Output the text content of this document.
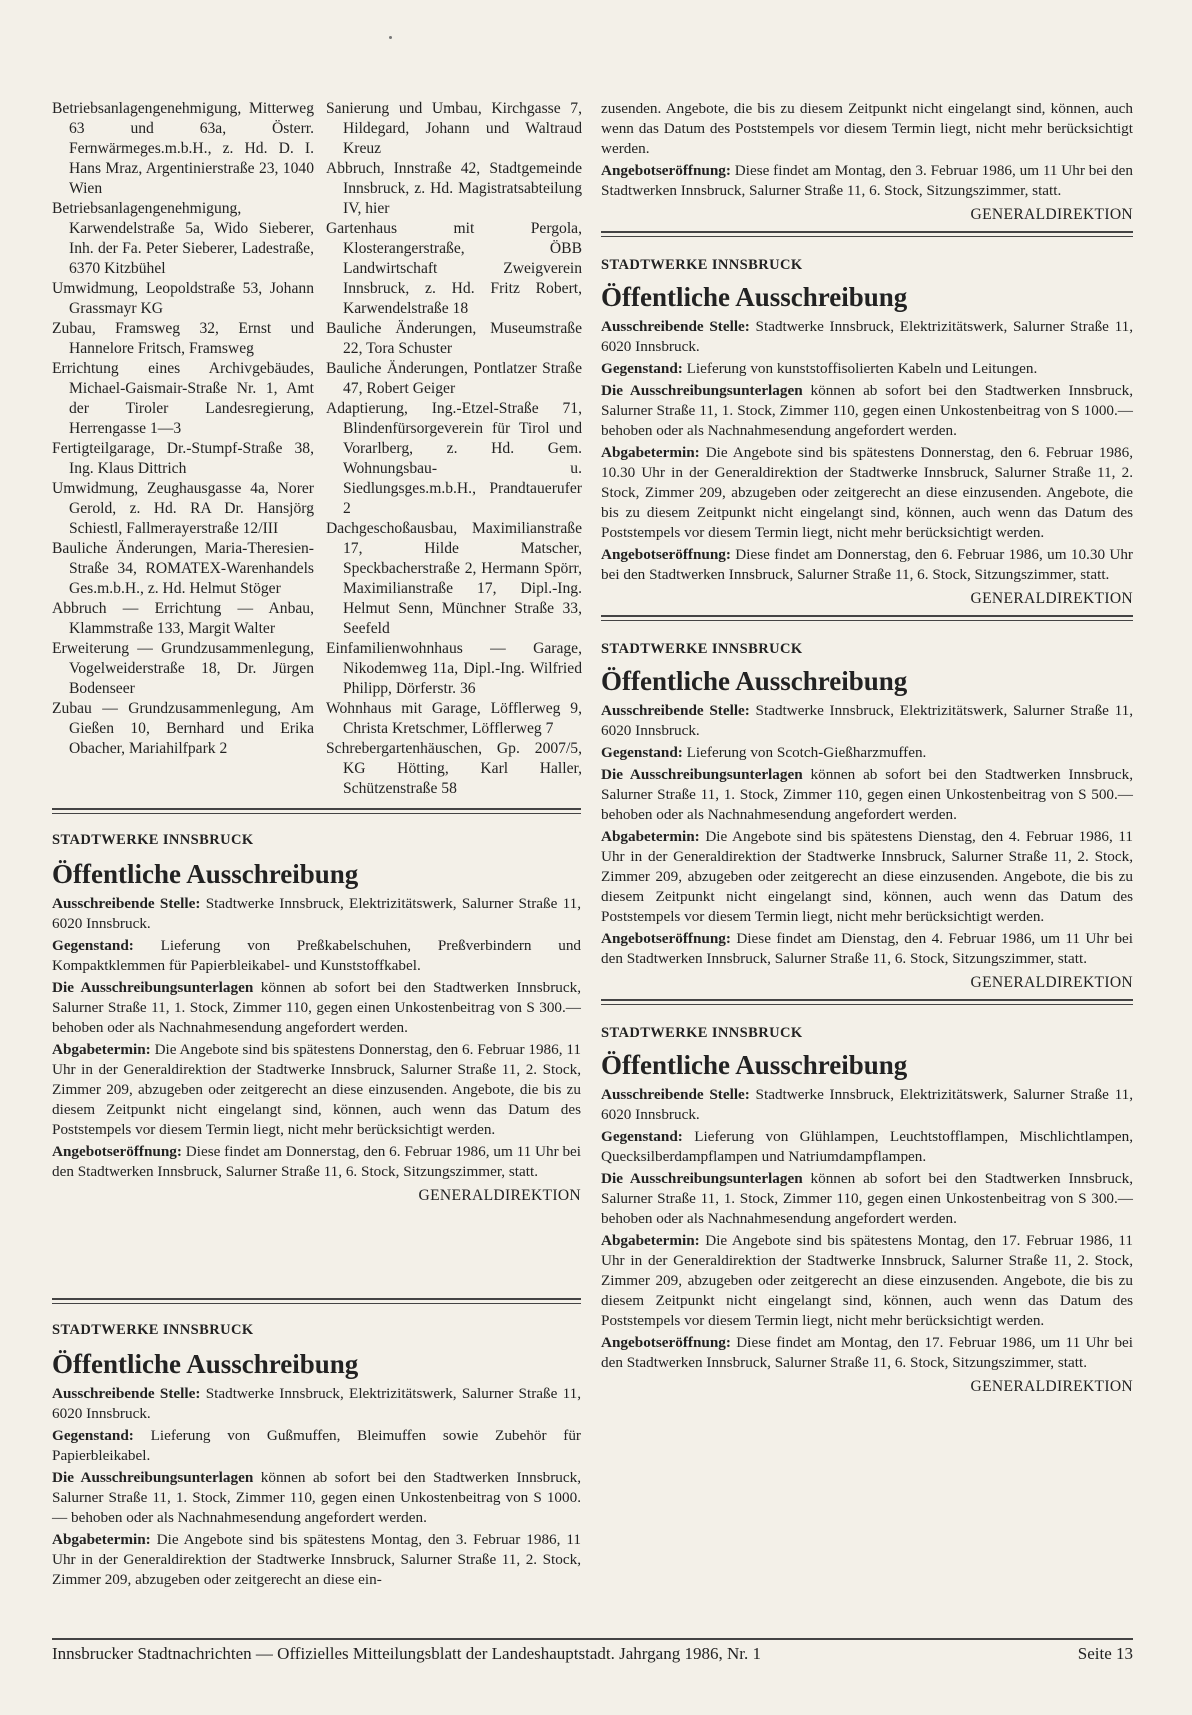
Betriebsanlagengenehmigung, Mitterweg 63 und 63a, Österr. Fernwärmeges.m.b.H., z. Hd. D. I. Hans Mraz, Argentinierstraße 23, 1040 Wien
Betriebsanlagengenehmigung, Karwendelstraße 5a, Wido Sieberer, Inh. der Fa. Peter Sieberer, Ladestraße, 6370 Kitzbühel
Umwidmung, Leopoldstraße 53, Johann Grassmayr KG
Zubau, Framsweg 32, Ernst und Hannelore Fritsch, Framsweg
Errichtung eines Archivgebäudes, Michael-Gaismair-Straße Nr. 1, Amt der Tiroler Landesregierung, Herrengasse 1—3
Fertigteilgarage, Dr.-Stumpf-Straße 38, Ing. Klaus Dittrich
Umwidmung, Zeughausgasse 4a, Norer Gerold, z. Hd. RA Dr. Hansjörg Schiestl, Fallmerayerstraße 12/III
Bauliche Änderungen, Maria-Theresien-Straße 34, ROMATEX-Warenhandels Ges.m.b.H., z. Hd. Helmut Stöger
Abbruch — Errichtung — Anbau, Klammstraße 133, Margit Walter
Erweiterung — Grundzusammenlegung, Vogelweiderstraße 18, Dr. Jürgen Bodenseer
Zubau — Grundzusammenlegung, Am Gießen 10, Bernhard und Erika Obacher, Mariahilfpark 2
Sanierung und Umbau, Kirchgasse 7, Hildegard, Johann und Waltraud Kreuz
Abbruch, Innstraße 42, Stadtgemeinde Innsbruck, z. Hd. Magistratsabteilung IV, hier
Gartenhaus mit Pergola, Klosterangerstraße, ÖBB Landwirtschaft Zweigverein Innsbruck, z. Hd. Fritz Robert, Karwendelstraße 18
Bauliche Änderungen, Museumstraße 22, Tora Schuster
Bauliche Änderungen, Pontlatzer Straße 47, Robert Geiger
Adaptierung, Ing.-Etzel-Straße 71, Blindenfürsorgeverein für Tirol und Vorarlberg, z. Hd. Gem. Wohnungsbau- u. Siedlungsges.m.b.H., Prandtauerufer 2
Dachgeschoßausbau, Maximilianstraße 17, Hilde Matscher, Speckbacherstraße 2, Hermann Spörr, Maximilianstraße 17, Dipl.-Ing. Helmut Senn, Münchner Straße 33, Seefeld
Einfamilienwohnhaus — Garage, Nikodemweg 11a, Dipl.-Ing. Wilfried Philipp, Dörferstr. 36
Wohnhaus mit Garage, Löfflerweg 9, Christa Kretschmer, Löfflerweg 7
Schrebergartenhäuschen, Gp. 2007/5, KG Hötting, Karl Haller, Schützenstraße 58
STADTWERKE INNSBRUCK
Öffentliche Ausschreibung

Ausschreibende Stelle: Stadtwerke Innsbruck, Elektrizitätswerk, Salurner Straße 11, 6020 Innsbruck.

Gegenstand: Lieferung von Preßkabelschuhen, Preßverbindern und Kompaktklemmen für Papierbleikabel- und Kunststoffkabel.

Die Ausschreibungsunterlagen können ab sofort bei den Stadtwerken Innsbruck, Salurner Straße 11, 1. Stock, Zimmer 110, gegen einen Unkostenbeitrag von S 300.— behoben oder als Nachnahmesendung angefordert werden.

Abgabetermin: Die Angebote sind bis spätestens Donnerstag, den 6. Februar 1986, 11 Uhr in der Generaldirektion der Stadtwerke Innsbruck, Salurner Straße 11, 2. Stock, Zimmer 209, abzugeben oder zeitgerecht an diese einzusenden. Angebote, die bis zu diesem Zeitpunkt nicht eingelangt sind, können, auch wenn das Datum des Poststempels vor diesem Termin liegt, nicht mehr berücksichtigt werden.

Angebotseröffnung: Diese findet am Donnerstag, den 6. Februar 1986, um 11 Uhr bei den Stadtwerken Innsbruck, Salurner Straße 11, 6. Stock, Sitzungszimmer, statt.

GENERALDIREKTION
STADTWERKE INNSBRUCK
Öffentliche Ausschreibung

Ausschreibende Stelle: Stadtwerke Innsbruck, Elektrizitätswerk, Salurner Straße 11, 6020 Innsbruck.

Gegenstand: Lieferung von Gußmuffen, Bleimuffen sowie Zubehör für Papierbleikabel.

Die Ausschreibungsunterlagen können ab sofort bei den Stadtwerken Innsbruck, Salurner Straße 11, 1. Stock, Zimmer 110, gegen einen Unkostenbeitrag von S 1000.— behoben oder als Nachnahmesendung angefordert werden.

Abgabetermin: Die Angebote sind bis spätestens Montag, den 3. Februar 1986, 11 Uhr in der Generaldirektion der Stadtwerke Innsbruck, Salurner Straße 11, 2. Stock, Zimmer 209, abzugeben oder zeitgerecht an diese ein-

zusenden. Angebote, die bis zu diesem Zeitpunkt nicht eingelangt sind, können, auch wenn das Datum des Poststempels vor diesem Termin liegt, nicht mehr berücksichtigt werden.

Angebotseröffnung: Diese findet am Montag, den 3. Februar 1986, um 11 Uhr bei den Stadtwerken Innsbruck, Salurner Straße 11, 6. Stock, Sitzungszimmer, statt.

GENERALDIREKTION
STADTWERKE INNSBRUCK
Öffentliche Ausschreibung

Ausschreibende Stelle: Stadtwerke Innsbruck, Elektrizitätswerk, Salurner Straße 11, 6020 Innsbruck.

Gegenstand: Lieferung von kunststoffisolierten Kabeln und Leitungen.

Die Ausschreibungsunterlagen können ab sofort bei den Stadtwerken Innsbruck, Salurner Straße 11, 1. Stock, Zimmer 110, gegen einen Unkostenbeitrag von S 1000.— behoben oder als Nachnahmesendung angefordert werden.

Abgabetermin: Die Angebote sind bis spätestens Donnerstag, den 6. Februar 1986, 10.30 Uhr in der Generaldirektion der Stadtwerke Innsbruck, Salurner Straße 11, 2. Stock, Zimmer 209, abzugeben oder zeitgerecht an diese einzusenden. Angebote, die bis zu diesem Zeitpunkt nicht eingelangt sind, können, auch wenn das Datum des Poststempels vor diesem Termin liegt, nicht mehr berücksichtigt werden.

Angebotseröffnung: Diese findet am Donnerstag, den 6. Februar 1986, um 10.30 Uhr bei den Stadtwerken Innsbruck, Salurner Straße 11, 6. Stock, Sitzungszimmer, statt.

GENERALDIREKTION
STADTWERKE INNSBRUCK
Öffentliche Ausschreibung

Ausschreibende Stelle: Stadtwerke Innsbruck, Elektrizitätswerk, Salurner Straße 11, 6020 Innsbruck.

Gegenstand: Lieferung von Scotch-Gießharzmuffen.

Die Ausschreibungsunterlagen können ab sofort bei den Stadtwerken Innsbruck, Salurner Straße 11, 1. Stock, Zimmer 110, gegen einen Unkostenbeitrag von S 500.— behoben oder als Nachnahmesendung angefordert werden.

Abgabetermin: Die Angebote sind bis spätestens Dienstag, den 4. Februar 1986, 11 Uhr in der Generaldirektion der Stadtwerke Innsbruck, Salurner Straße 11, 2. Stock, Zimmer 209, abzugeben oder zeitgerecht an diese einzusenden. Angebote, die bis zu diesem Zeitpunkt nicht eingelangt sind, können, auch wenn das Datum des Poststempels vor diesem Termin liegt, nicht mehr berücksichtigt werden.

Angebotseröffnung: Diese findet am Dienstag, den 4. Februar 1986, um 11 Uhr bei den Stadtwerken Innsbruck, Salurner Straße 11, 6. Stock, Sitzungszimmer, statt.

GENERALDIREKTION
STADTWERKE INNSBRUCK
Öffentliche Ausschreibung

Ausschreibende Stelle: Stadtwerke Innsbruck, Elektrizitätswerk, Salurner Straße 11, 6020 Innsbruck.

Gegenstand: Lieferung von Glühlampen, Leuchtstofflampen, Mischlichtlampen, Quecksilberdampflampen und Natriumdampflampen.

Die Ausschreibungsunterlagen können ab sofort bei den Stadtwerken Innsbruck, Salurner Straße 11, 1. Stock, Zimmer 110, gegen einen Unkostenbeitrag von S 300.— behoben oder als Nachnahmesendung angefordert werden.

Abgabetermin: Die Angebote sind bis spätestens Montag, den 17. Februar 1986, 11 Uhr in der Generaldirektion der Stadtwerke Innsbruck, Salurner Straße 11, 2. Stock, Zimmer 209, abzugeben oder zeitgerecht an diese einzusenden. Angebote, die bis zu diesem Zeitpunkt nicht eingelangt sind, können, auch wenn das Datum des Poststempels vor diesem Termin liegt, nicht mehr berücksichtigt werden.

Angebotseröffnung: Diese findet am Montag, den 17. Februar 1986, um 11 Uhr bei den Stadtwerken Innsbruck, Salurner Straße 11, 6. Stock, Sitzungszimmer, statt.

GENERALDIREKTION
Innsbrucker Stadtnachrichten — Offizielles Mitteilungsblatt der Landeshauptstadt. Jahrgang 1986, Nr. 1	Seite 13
---+---
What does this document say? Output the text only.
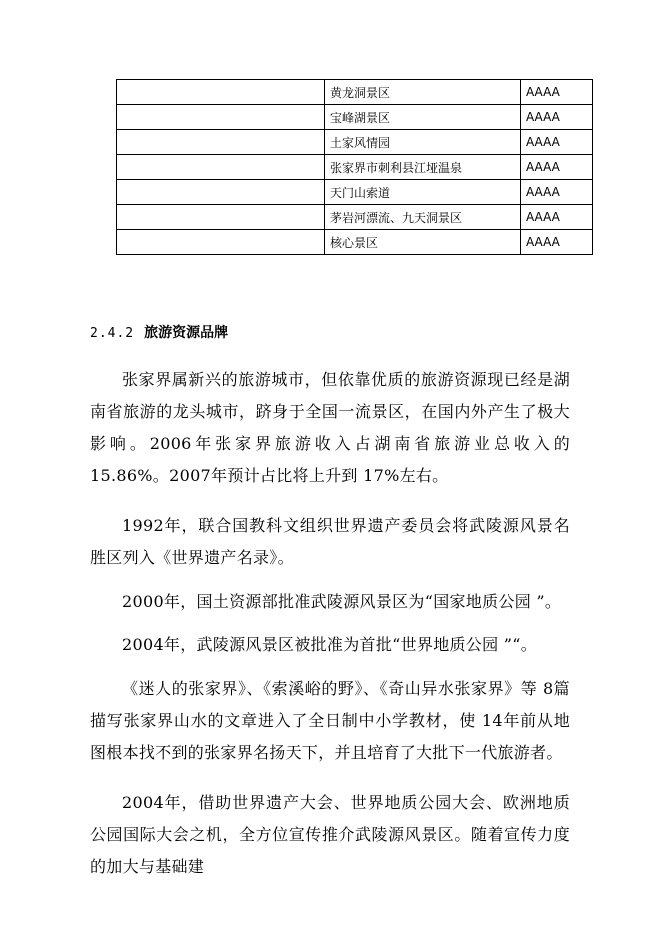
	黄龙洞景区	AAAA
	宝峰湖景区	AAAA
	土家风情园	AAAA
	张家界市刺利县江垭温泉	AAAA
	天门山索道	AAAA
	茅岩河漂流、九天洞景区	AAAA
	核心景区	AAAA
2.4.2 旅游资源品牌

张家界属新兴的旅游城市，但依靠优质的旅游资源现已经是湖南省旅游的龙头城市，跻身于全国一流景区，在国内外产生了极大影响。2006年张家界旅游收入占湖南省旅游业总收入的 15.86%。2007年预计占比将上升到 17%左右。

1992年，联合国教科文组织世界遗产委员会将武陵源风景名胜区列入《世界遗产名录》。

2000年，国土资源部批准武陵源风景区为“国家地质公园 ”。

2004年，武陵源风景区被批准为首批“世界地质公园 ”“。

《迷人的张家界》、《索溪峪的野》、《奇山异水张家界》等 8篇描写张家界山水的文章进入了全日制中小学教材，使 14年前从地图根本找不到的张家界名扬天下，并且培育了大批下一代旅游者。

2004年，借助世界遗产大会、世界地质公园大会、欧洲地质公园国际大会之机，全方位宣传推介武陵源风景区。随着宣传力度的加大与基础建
---+---
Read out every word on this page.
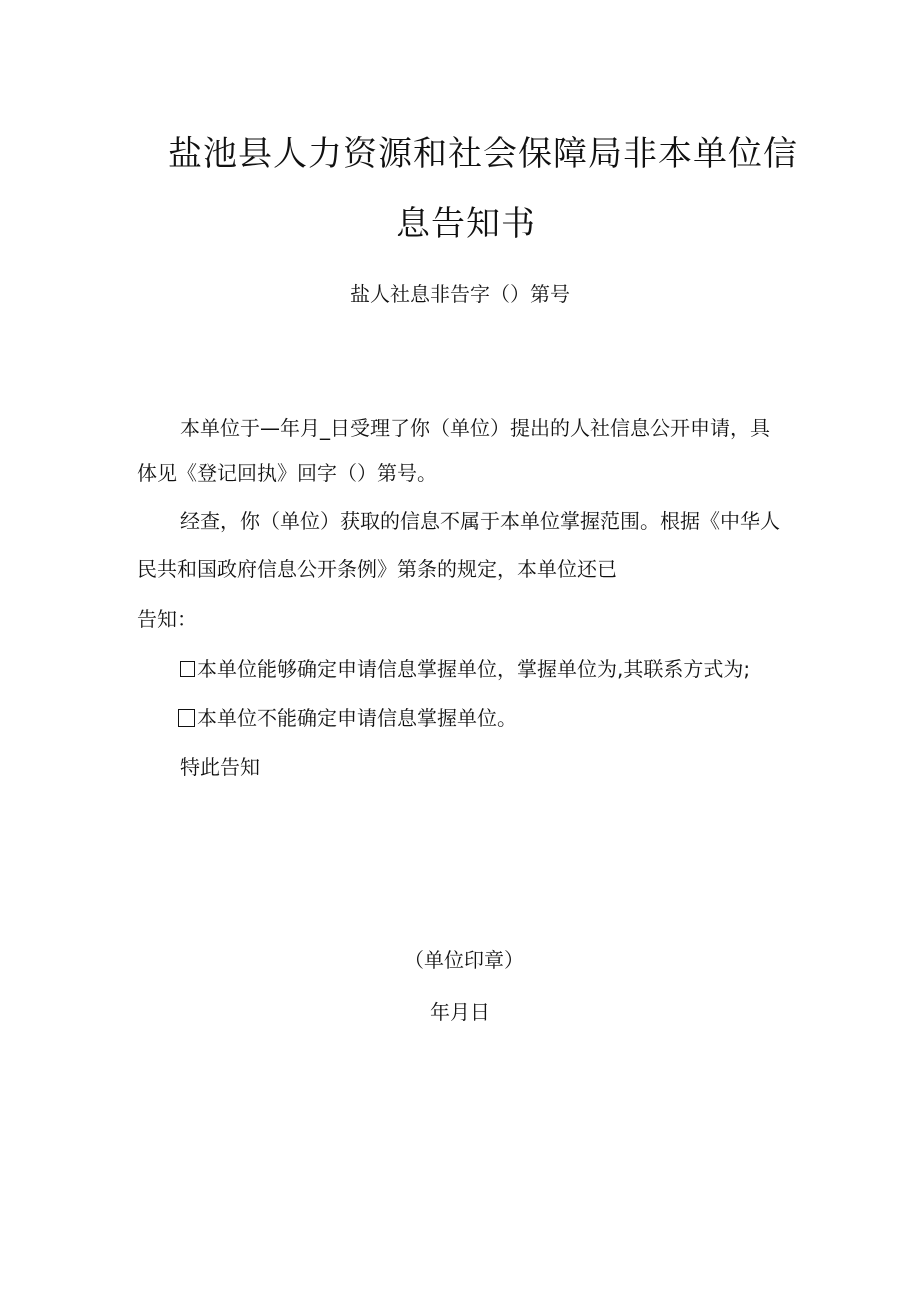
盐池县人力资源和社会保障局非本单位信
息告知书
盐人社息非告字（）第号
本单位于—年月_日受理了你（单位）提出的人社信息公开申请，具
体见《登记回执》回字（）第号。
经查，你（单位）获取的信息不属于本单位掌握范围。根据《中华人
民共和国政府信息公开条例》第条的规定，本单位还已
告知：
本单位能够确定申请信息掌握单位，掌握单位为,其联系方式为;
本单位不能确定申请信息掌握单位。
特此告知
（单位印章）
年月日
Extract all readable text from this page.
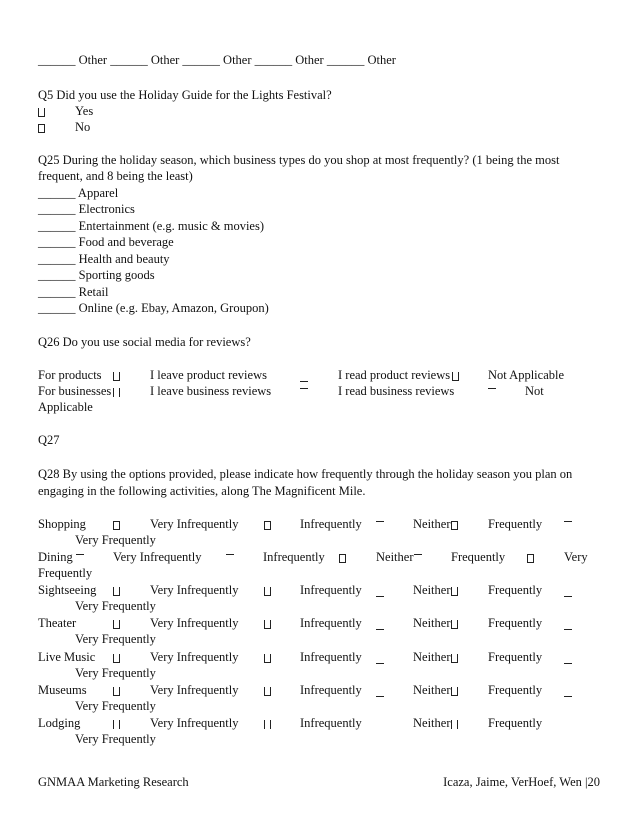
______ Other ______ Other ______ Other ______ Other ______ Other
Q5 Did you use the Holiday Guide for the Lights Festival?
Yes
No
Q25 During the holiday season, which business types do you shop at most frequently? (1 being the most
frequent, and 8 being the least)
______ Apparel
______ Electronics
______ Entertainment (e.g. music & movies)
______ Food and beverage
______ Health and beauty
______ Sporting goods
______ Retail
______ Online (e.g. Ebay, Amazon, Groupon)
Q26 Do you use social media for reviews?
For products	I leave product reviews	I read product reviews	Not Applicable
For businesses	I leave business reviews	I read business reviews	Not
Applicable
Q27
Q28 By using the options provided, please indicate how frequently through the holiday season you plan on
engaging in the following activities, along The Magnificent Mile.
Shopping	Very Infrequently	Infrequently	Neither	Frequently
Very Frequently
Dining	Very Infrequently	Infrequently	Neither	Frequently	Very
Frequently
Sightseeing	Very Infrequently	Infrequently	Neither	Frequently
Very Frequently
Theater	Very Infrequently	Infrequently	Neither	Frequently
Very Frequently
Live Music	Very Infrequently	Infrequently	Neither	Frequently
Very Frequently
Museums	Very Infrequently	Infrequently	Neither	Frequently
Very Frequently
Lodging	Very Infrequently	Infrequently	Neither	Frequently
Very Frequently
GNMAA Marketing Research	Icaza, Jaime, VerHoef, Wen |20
---+---
## What to produce:
Report how many lines of the listing above include the word "Zubau". Say nothing but the number.

## Exercise solution:
2